-- GIVEN ENTRIES follows --

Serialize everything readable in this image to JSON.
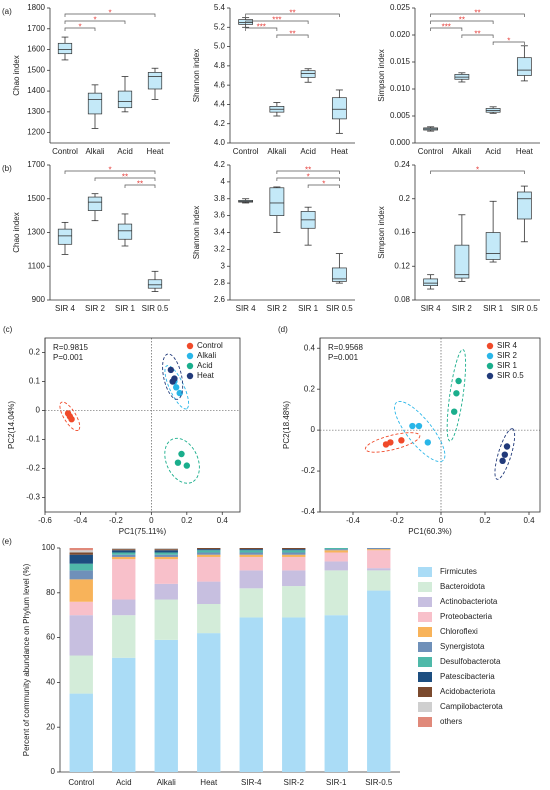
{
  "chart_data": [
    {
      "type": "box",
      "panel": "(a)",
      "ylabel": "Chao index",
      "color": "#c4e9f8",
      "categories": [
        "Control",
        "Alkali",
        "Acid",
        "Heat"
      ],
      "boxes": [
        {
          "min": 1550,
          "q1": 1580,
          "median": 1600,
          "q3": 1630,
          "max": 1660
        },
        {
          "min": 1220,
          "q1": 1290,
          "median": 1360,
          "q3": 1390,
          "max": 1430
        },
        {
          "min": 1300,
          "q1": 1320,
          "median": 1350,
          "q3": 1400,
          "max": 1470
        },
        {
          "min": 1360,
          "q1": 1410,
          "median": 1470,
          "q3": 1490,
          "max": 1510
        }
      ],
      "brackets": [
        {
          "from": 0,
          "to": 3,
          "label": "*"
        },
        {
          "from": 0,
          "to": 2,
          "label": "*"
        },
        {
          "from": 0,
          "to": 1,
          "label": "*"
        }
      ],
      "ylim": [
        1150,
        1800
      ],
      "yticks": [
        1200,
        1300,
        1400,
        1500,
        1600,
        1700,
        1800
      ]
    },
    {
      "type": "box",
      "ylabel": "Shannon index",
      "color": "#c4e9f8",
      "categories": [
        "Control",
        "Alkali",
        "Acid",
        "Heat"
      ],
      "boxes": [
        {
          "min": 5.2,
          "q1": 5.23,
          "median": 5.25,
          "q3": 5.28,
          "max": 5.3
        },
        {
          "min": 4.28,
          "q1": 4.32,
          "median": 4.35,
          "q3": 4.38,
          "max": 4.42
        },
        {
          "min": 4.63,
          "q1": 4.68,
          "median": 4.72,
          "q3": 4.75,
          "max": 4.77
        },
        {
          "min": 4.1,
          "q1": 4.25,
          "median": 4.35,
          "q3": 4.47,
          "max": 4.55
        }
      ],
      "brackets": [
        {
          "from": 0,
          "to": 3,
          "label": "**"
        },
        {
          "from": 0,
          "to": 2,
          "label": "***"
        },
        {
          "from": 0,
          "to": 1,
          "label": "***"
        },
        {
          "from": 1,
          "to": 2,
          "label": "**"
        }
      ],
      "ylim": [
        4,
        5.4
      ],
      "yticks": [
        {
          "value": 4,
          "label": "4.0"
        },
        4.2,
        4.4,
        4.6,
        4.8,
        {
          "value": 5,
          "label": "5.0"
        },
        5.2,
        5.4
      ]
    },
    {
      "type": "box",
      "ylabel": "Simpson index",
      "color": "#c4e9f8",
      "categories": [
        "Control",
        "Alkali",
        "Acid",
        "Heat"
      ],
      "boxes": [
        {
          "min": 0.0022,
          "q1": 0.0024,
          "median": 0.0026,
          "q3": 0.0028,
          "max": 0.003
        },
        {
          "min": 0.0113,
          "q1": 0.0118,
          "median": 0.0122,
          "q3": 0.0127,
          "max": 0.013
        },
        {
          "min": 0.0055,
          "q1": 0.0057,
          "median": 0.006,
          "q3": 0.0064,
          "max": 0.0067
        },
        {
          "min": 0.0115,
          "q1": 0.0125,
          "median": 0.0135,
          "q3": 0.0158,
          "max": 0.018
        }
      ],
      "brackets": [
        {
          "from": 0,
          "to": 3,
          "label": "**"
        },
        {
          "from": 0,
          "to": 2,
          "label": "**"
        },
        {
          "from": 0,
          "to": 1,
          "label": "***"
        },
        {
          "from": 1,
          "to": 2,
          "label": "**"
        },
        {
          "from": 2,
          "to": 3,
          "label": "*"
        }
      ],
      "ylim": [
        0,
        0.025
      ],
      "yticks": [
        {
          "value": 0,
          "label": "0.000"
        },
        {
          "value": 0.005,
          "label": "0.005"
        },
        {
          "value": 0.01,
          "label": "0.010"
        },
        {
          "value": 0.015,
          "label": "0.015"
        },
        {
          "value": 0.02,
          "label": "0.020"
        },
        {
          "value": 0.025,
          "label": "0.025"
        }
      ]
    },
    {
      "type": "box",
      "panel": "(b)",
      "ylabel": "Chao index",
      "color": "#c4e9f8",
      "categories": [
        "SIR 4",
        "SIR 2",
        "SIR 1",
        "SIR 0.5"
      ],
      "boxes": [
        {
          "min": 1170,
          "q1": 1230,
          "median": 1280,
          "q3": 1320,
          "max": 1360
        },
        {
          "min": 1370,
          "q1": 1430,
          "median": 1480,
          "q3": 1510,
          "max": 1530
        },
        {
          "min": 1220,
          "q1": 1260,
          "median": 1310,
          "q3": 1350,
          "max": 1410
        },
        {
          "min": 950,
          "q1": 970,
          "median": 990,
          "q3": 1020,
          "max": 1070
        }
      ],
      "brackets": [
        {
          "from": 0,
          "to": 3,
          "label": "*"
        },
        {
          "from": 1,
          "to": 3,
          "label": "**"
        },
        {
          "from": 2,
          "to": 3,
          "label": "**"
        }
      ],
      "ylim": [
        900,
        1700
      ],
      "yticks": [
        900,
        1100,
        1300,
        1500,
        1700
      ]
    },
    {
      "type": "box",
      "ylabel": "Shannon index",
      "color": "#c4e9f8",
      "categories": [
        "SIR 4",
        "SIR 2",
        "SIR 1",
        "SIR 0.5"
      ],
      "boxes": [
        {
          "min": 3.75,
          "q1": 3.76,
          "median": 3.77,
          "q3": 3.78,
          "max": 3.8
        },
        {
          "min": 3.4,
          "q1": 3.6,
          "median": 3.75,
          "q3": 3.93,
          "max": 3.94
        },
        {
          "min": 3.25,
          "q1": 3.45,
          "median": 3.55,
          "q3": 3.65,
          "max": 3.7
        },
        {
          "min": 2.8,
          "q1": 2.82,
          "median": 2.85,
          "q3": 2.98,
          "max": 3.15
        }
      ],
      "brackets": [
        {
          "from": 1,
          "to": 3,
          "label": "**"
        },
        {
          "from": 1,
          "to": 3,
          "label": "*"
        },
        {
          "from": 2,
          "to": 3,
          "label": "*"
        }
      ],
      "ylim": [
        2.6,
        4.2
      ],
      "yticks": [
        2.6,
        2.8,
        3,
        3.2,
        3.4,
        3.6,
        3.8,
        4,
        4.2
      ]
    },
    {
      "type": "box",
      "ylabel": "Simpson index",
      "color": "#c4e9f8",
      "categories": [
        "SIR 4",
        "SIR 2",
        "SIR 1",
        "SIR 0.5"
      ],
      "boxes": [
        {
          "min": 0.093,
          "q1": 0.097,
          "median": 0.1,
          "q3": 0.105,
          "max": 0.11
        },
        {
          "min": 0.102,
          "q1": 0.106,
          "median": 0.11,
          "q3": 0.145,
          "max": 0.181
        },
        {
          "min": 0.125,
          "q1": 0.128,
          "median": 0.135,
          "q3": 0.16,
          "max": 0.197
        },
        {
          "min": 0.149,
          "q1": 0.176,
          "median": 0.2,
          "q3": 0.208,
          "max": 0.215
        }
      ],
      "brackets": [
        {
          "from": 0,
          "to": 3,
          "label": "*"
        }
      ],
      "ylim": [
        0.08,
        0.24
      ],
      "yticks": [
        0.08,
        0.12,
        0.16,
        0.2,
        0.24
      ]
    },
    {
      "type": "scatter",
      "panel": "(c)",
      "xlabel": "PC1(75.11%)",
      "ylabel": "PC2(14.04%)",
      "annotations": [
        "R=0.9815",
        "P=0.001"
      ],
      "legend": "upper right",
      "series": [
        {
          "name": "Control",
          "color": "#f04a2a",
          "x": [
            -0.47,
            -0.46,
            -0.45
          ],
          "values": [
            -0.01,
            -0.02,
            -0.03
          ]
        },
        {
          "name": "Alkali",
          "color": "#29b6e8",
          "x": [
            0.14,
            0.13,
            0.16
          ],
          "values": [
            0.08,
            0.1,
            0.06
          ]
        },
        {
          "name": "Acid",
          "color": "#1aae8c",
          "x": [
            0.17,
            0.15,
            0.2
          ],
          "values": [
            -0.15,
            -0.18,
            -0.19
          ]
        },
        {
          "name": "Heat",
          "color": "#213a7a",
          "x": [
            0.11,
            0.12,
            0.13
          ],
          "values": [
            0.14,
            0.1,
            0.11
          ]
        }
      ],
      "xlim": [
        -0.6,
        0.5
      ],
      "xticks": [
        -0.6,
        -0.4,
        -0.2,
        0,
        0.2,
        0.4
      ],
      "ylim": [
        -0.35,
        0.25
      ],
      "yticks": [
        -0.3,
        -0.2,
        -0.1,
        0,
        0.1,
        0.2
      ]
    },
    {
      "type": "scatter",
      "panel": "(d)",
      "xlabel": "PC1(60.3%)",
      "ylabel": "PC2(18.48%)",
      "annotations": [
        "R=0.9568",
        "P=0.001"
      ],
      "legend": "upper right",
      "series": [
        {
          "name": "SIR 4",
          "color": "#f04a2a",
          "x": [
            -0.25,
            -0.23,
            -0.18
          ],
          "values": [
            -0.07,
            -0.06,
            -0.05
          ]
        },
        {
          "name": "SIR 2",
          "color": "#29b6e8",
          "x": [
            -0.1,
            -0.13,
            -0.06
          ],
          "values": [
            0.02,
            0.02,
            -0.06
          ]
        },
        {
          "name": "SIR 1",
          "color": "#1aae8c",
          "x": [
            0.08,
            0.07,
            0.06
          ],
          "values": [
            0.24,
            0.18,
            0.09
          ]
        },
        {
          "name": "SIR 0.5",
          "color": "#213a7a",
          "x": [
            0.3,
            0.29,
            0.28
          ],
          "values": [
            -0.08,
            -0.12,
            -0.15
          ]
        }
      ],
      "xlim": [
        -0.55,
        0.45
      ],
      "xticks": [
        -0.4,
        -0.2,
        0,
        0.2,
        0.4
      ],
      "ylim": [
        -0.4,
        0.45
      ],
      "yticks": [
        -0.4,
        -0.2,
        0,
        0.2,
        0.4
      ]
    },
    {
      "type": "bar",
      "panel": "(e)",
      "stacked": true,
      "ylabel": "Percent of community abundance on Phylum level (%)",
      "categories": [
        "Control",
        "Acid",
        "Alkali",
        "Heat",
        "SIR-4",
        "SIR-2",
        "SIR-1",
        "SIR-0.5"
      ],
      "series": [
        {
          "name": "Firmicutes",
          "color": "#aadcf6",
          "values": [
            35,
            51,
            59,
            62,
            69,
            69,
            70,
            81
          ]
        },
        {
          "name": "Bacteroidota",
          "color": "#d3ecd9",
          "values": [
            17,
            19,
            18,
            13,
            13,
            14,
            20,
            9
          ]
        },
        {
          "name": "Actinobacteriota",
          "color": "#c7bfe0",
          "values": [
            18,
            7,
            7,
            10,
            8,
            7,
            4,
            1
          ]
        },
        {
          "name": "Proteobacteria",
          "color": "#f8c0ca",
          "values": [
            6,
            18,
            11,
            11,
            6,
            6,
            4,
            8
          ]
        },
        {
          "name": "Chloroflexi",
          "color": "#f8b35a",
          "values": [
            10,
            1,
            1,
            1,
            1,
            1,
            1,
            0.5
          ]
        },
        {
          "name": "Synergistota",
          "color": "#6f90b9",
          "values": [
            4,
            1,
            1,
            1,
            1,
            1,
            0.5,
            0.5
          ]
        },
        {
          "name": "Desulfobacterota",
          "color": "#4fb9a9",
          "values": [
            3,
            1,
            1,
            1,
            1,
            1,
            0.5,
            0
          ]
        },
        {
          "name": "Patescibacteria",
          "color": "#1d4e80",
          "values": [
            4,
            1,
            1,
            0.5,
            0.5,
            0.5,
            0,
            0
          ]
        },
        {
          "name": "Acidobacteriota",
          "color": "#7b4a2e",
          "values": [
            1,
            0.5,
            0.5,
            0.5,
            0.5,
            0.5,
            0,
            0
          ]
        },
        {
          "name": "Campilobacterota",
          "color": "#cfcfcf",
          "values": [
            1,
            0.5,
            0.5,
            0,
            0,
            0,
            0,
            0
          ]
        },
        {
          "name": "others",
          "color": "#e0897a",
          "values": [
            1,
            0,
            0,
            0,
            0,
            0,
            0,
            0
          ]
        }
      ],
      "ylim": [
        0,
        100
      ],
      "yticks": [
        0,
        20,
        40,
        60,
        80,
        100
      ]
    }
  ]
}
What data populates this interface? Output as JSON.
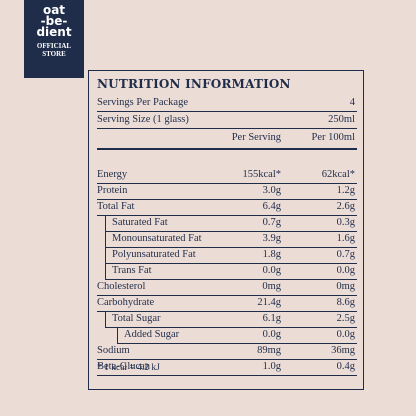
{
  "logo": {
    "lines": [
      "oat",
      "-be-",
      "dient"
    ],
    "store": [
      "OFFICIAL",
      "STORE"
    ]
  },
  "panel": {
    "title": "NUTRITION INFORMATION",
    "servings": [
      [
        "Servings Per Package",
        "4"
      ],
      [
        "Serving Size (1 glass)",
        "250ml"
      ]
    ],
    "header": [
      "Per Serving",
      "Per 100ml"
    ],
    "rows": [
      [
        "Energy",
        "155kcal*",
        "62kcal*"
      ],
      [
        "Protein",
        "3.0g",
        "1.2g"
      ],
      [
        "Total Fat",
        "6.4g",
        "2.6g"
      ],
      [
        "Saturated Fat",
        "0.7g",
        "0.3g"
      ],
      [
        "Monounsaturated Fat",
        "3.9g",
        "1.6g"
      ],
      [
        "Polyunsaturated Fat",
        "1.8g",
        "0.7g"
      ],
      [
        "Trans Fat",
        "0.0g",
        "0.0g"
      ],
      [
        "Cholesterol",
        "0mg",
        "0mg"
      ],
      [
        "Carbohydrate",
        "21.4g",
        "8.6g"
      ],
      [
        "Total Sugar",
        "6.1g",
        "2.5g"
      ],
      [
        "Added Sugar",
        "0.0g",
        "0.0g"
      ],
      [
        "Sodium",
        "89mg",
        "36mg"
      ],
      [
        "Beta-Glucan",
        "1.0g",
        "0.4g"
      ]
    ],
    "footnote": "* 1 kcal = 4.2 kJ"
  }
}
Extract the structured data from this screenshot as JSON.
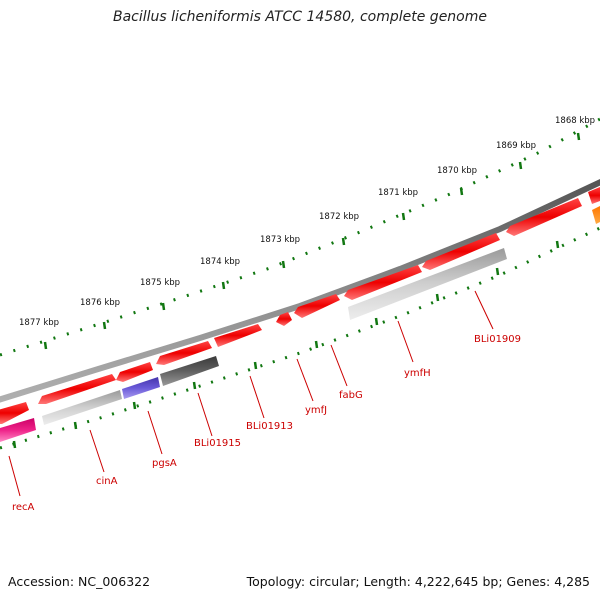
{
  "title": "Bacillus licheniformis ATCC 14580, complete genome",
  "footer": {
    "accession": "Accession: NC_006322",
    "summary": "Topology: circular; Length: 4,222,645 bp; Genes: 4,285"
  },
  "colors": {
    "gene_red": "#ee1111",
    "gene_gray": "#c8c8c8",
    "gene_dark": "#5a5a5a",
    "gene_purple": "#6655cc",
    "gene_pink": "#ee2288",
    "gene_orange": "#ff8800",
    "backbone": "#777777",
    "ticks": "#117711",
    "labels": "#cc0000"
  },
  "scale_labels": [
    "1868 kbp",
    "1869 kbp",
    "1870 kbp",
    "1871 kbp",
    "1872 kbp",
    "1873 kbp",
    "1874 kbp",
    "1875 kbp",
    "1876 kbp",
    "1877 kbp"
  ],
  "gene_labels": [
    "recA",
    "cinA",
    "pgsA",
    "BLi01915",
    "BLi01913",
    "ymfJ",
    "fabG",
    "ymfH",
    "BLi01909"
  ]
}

-- GIVEN ENTRIES concluded --

WHAT IS NEEDED :: Copy exactly the lines that run from the line containing "Extract the structured" to the end of the data, keeping both end lines and dropping every picture.

WRITTEN RESPONSE ::
Extract the structured data from this screenshot as JSON.
{
  "title": "Bacillus licheniformis ATCC 14580, complete genome",
  "footer": {
    "accession": "Accession: NC_006322",
    "summary": "Topology: circular; Length: 4,222,645 bp; Genes: 4,285"
  },
  "colors": {
    "gene_red": "#ee1111",
    "gene_gray": "#c8c8c8",
    "gene_dark": "#5a5a5a",
    "gene_purple": "#6655cc",
    "gene_pink": "#ee2288",
    "gene_orange": "#ff8800",
    "backbone": "#777777",
    "ticks": "#117711",
    "labels": "#cc0000"
  },
  "scale_labels": [
    "1868 kbp",
    "1869 kbp",
    "1870 kbp",
    "1871 kbp",
    "1872 kbp",
    "1873 kbp",
    "1874 kbp",
    "1875 kbp",
    "1876 kbp",
    "1877 kbp"
  ],
  "gene_labels": [
    "recA",
    "cinA",
    "pgsA",
    "BLi01915",
    "BLi01913",
    "ymfJ",
    "fabG",
    "ymfH",
    "BLi01909"
  ]
}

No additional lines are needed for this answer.